#### [Data listing]
--------------------------------------------------

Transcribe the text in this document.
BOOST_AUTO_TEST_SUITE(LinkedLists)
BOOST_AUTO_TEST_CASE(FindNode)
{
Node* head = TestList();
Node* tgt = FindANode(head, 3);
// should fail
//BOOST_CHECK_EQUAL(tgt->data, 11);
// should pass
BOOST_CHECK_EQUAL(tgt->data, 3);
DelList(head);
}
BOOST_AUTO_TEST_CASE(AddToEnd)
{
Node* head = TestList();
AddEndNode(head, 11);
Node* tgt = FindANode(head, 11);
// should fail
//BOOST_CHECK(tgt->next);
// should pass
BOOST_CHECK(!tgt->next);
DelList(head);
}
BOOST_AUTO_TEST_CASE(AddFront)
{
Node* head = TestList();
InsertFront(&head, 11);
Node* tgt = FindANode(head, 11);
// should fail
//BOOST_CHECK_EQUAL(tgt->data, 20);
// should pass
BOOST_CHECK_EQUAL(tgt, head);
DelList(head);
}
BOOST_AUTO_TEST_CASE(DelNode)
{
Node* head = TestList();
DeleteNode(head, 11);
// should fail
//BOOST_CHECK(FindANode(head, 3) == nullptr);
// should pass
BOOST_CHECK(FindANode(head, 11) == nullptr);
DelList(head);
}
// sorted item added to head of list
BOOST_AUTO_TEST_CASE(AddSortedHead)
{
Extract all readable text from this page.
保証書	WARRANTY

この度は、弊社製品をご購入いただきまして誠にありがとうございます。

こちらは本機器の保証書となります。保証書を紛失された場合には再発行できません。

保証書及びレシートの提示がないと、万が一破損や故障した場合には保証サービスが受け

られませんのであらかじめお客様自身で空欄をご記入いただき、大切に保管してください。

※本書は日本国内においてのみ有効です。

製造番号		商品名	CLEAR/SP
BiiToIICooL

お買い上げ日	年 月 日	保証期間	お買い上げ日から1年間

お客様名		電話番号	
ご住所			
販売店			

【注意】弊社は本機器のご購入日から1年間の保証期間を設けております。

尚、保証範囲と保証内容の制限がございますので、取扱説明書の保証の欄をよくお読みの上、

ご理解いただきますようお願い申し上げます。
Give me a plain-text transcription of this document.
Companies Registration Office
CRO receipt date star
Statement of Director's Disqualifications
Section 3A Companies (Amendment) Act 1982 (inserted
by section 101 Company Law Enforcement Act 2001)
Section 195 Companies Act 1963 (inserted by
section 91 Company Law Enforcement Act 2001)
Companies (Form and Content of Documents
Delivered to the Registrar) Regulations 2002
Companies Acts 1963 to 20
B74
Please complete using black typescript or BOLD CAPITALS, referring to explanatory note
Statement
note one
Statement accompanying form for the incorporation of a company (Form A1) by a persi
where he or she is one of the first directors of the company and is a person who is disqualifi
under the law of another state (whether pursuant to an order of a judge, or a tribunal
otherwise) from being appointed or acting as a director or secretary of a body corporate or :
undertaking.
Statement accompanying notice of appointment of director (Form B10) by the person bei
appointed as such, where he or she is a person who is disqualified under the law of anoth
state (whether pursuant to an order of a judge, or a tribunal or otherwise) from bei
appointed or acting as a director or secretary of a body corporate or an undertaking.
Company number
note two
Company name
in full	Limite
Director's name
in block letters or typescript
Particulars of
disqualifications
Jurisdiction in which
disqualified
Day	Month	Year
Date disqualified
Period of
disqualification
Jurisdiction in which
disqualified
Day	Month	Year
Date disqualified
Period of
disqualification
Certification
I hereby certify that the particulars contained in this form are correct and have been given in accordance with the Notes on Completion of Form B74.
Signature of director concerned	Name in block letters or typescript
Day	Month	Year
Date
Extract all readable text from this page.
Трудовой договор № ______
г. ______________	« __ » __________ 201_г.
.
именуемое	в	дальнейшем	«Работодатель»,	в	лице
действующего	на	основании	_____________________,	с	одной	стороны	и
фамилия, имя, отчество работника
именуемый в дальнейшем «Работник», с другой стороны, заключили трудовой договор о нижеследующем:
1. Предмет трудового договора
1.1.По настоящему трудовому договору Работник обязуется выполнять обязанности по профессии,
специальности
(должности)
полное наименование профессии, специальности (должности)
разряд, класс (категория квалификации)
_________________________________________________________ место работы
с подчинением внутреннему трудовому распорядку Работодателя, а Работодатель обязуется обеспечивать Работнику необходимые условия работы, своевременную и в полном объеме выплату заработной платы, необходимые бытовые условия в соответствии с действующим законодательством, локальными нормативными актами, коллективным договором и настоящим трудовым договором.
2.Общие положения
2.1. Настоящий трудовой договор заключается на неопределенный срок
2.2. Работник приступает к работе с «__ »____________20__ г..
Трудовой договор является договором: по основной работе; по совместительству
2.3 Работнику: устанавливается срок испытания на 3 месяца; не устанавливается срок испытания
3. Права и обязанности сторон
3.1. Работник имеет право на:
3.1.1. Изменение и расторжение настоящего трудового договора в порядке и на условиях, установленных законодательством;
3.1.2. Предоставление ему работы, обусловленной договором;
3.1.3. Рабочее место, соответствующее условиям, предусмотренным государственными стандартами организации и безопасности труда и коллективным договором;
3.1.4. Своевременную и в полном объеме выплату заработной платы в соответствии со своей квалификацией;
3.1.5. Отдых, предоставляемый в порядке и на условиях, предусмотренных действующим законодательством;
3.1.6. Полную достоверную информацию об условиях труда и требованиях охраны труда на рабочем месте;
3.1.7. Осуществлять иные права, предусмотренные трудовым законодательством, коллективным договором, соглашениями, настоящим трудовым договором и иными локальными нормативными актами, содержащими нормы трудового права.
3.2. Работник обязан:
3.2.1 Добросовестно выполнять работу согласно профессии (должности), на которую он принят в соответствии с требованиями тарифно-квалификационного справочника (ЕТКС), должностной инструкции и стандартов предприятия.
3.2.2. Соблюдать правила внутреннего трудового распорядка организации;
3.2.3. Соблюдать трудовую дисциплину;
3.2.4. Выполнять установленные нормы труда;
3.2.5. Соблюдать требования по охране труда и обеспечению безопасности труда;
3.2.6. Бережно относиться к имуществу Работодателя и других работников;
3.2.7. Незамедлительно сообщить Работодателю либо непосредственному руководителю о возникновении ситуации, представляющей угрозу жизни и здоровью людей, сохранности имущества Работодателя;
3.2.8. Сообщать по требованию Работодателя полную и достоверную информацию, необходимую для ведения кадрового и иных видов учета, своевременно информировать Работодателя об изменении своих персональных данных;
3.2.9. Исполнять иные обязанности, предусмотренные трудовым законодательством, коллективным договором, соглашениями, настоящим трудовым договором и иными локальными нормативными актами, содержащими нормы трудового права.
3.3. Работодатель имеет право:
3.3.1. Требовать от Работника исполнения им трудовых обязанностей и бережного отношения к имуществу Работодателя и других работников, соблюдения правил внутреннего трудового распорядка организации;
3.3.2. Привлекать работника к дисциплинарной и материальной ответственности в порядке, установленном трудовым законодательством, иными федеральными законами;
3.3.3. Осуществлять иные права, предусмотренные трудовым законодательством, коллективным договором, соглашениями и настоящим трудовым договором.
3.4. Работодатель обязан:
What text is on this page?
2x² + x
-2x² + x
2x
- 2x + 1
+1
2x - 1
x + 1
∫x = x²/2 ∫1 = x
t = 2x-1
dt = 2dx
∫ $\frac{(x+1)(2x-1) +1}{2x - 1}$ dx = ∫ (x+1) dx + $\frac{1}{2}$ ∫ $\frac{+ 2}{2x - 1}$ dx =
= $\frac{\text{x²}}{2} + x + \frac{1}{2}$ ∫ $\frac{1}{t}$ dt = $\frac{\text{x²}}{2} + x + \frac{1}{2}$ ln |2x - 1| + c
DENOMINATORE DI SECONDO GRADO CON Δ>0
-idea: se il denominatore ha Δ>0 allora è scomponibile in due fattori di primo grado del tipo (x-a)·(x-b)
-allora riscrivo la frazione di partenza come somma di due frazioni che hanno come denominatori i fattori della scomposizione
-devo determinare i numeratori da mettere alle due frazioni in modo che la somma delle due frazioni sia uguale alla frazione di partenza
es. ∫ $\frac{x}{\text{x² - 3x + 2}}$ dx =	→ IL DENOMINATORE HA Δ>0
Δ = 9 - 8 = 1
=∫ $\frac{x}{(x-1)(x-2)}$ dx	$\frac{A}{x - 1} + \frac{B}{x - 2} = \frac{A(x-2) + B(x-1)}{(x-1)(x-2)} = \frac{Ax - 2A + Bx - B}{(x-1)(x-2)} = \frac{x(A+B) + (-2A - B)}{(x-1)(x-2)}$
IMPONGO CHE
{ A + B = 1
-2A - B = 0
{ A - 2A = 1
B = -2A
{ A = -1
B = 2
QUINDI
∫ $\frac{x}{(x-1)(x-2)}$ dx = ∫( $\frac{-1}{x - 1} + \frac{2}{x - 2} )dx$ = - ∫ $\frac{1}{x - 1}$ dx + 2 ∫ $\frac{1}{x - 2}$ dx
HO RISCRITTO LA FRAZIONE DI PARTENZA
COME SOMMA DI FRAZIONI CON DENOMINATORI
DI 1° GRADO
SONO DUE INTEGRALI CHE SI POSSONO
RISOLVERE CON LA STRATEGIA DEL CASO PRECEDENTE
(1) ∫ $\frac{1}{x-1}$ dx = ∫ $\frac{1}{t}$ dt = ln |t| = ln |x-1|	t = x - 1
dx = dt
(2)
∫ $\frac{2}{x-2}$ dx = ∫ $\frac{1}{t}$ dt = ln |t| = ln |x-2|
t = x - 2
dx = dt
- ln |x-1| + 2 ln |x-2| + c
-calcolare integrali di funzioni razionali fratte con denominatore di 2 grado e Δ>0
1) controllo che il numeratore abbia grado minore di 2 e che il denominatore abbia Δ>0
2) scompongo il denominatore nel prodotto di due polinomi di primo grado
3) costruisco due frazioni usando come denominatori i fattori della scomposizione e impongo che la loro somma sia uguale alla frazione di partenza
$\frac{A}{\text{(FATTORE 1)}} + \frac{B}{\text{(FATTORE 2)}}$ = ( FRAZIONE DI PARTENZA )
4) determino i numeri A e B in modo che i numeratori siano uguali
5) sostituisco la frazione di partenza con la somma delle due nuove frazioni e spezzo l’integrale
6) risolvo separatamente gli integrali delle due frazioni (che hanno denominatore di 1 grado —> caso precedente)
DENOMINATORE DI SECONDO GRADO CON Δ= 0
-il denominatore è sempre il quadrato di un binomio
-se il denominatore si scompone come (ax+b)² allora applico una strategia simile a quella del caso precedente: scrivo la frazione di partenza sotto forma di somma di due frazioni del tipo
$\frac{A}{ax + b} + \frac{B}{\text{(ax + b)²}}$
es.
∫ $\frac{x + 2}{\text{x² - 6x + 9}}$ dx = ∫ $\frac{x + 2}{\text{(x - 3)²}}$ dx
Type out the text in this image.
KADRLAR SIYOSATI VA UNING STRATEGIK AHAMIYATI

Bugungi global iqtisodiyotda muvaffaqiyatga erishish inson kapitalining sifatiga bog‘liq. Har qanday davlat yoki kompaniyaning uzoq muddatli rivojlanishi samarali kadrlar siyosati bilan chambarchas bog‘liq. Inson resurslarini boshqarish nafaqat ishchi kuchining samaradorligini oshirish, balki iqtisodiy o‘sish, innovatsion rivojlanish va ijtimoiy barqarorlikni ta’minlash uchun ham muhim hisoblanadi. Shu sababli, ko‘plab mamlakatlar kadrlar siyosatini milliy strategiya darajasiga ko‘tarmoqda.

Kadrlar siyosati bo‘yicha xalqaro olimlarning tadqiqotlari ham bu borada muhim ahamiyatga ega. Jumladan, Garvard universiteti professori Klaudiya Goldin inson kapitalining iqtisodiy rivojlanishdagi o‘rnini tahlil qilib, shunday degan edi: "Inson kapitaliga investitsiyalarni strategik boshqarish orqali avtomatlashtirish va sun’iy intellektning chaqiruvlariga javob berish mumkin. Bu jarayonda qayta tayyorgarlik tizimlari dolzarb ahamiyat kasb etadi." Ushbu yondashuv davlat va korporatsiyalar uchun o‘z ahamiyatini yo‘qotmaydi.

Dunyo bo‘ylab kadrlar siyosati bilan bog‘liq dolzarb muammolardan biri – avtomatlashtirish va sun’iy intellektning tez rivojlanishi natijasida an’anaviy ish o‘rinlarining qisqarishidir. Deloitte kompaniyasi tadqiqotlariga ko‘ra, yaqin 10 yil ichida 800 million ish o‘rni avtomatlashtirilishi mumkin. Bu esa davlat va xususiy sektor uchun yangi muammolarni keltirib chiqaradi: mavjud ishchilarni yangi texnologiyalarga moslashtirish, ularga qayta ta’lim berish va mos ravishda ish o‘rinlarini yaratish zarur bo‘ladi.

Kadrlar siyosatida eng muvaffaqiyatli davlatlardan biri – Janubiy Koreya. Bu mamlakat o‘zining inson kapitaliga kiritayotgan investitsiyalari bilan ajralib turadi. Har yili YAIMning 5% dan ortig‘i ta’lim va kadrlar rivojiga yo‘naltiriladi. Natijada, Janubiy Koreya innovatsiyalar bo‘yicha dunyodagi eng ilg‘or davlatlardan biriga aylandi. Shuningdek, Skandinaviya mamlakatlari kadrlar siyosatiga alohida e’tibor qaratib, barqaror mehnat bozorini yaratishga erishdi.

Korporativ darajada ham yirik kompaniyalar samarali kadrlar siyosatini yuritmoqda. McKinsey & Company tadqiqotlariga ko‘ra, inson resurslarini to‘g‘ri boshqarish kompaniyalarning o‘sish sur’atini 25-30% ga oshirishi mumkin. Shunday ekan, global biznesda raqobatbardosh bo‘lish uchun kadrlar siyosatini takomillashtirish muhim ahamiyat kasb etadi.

--------------------------------------------------

#### [WRITTEN EXERCISE]
Every line holding "acting" should be copied out.

#### [RESPONSE BELOW]
otherwise) from being appointed or acting as a director or secretary of a body corporate or :
appointed or acting as a director or secretary of a body corporate or an undertaking.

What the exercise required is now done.